Filtering the records below, copy only those lines that include the word "genus".
-------- MATERIAL FOR THIS TASK --------
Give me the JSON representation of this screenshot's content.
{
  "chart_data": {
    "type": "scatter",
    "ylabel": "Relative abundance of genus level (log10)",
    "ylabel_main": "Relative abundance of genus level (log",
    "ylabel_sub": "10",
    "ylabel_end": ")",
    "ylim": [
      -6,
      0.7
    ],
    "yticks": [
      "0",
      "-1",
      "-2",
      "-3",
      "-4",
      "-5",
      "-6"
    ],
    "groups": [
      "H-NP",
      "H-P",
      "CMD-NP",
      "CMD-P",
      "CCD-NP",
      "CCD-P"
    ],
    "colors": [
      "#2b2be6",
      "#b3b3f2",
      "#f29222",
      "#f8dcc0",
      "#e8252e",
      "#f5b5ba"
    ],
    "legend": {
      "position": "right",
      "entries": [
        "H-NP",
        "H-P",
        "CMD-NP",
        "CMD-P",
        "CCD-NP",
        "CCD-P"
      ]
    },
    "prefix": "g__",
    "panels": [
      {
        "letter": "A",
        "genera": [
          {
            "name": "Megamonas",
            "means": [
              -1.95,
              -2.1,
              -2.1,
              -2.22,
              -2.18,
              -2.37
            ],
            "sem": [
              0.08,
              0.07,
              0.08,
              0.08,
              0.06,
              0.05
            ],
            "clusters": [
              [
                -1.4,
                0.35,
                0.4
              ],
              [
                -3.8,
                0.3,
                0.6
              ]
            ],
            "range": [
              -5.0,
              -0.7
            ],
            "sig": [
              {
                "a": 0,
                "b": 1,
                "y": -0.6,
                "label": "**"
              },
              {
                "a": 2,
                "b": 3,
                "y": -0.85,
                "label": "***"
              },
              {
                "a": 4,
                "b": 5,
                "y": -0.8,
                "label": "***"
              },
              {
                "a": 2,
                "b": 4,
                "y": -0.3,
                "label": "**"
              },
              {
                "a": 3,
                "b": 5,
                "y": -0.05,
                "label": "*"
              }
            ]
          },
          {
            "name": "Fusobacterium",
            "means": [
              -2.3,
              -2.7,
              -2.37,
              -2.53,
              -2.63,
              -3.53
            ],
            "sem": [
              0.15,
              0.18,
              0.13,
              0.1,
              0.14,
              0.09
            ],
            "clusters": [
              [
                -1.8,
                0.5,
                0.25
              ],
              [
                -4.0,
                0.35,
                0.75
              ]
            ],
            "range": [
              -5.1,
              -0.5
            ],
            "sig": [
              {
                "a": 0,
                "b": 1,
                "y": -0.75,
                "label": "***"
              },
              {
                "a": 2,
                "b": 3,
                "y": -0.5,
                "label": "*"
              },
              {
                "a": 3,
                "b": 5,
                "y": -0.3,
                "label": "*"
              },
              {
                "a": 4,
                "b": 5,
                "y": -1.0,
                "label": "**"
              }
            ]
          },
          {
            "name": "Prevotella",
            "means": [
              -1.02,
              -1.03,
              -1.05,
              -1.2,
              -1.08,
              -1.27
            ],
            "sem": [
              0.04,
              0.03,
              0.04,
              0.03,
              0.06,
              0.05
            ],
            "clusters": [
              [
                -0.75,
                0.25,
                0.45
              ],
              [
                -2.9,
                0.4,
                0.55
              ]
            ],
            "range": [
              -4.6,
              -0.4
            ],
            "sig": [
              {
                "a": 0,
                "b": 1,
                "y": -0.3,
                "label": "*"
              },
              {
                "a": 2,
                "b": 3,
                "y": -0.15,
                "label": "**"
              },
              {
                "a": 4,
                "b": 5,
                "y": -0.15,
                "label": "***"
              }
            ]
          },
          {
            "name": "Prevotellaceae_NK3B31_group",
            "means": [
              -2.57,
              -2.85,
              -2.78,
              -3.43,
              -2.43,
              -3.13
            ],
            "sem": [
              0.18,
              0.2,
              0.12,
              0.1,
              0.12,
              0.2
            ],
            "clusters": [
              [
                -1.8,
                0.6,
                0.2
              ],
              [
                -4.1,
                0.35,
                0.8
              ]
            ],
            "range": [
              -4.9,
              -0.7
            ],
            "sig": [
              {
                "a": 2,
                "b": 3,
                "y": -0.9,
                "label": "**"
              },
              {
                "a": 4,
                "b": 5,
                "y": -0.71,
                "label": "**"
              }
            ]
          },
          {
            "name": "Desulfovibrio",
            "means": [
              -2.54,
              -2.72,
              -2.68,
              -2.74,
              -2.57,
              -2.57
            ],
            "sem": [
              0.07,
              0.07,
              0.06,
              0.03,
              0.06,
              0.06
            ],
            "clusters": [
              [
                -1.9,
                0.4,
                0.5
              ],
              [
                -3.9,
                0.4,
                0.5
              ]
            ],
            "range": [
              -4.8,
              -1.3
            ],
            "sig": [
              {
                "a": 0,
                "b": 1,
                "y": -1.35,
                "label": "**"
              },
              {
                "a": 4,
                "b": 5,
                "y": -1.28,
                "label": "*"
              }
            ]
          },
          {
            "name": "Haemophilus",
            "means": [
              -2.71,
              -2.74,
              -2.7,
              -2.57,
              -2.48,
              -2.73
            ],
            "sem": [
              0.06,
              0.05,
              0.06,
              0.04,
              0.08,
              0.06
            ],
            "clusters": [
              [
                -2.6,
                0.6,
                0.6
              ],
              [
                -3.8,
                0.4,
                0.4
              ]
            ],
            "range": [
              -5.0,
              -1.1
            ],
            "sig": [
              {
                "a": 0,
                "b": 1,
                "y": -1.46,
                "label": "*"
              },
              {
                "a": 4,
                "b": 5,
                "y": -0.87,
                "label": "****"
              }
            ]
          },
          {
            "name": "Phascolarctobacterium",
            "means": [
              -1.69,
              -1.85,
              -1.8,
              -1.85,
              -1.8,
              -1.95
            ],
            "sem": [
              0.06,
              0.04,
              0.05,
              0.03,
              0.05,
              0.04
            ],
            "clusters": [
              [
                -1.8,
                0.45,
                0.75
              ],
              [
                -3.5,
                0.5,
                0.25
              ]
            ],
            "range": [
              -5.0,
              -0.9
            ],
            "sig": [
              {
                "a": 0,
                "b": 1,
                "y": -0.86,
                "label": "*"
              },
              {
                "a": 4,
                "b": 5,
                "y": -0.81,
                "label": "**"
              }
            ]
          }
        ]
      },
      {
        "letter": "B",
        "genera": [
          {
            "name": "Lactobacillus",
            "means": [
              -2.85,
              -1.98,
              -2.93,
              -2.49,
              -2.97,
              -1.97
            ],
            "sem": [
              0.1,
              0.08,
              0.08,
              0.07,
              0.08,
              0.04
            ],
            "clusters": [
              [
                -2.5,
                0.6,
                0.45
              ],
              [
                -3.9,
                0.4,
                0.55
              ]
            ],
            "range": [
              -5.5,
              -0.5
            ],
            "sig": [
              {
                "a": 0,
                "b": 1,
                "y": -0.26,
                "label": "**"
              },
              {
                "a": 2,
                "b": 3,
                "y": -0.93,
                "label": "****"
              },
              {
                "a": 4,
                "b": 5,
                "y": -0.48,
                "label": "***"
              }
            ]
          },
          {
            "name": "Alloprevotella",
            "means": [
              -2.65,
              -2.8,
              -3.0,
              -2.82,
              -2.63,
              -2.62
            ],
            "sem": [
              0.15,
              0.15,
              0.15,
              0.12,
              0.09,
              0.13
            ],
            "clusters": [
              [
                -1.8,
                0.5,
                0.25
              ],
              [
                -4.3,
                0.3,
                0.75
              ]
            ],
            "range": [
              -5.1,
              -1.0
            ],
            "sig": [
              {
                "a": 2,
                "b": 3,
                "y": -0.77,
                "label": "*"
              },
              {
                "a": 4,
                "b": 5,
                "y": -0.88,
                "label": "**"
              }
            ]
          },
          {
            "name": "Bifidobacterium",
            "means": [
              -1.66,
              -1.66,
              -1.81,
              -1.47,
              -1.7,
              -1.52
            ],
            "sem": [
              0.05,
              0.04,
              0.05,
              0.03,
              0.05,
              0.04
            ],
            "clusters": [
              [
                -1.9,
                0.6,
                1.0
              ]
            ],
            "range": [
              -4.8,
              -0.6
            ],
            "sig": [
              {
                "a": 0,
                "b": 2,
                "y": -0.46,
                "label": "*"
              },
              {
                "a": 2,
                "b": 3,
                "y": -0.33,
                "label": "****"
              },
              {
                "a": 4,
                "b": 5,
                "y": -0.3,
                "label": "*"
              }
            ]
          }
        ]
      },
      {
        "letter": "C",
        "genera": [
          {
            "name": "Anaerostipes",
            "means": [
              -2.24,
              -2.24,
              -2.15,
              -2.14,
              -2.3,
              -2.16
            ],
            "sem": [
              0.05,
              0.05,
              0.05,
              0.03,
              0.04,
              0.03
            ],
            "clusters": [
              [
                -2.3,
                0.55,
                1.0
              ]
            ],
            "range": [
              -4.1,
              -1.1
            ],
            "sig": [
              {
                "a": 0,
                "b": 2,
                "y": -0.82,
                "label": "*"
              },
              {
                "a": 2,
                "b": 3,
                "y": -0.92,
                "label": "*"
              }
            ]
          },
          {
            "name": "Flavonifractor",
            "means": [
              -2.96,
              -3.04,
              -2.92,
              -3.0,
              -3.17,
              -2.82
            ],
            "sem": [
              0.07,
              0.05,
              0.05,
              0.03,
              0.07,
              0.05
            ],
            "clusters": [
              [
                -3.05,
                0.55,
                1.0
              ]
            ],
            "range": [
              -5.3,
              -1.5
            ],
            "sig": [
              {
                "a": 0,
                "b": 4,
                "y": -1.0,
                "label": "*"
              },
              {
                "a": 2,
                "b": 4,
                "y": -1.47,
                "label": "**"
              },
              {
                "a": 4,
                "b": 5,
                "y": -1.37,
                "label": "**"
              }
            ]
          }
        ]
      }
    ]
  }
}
--------
» YOUR RESPONSE
    "ylabel": "Relative abundance of genus level (log10)",
    "ylabel_main": "Relative abundance of genus level (log",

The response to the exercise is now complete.